[BEGIN]

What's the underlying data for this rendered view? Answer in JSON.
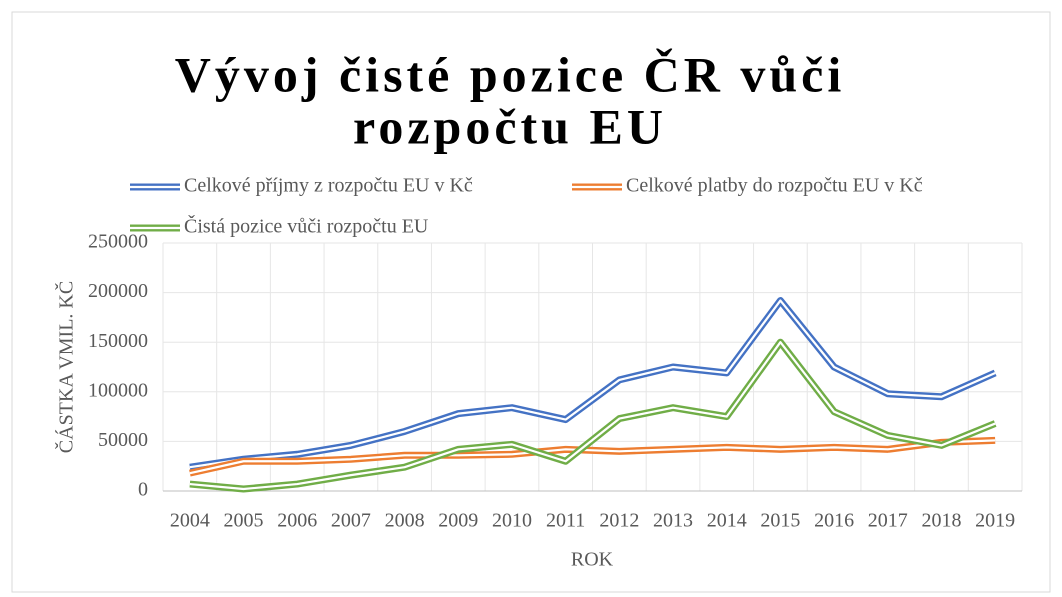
{
  "chart_data": {
    "type": "line",
    "title": [
      "Vývoj čisté pozice ČR vůči",
      "rozpočtu EU"
    ],
    "x_label": "ROK",
    "y_label": "ČÁSTKA VMIL. KČ",
    "categories": [
      "2004",
      "2005",
      "2006",
      "2007",
      "2008",
      "2009",
      "2010",
      "2011",
      "2012",
      "2013",
      "2014",
      "2015",
      "2016",
      "2017",
      "2018",
      "2019"
    ],
    "series": [
      {
        "name": "Celkové příjmy z rozpočtu EU v Kč",
        "color": "#4472c4",
        "values": [
          24000,
          32000,
          37000,
          46000,
          60000,
          78000,
          84000,
          72000,
          112000,
          125000,
          119000,
          192000,
          125000,
          98000,
          95000,
          119000
        ]
      },
      {
        "name": "Celkové platby do rozpočtu EU v Kč",
        "color": "#ed7d31",
        "values": [
          18000,
          30000,
          30000,
          32000,
          36000,
          36000,
          37000,
          42000,
          40000,
          42000,
          44000,
          42000,
          44000,
          42000,
          49000,
          51000
        ]
      },
      {
        "name": "Čistá pozice vůči rozpočtu EU",
        "color": "#70ad47",
        "values": [
          7000,
          2000,
          7000,
          16000,
          24000,
          42000,
          47000,
          30000,
          73000,
          84000,
          75000,
          150000,
          80000,
          56000,
          46000,
          68000
        ]
      }
    ],
    "ylim": [
      0,
      250000
    ],
    "yticks": [
      0,
      50000,
      100000,
      150000,
      200000,
      250000
    ],
    "grid": true
  }
}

[END]

- What the task requires -
Retype each entry precisely. Skip images entirely.

- Finished answer -
What's the underlying data for this rendered view? Answer in JSON.
{
  "chart_data": {
    "type": "line",
    "title": [
      "Vývoj čisté pozice ČR vůči",
      "rozpočtu EU"
    ],
    "x_label": "ROK",
    "y_label": "ČÁSTKA VMIL. KČ",
    "categories": [
      "2004",
      "2005",
      "2006",
      "2007",
      "2008",
      "2009",
      "2010",
      "2011",
      "2012",
      "2013",
      "2014",
      "2015",
      "2016",
      "2017",
      "2018",
      "2019"
    ],
    "series": [
      {
        "name": "Celkové příjmy z rozpočtu EU v Kč",
        "color": "#4472c4",
        "values": [
          24000,
          32000,
          37000,
          46000,
          60000,
          78000,
          84000,
          72000,
          112000,
          125000,
          119000,
          192000,
          125000,
          98000,
          95000,
          119000
        ]
      },
      {
        "name": "Celkové platby do rozpočtu EU v Kč",
        "color": "#ed7d31",
        "values": [
          18000,
          30000,
          30000,
          32000,
          36000,
          36000,
          37000,
          42000,
          40000,
          42000,
          44000,
          42000,
          44000,
          42000,
          49000,
          51000
        ]
      },
      {
        "name": "Čistá pozice vůči rozpočtu EU",
        "color": "#70ad47",
        "values": [
          7000,
          2000,
          7000,
          16000,
          24000,
          42000,
          47000,
          30000,
          73000,
          84000,
          75000,
          150000,
          80000,
          56000,
          46000,
          68000
        ]
      }
    ],
    "ylim": [
      0,
      250000
    ],
    "yticks": [
      0,
      50000,
      100000,
      150000,
      200000,
      250000
    ],
    "grid": true
  }
}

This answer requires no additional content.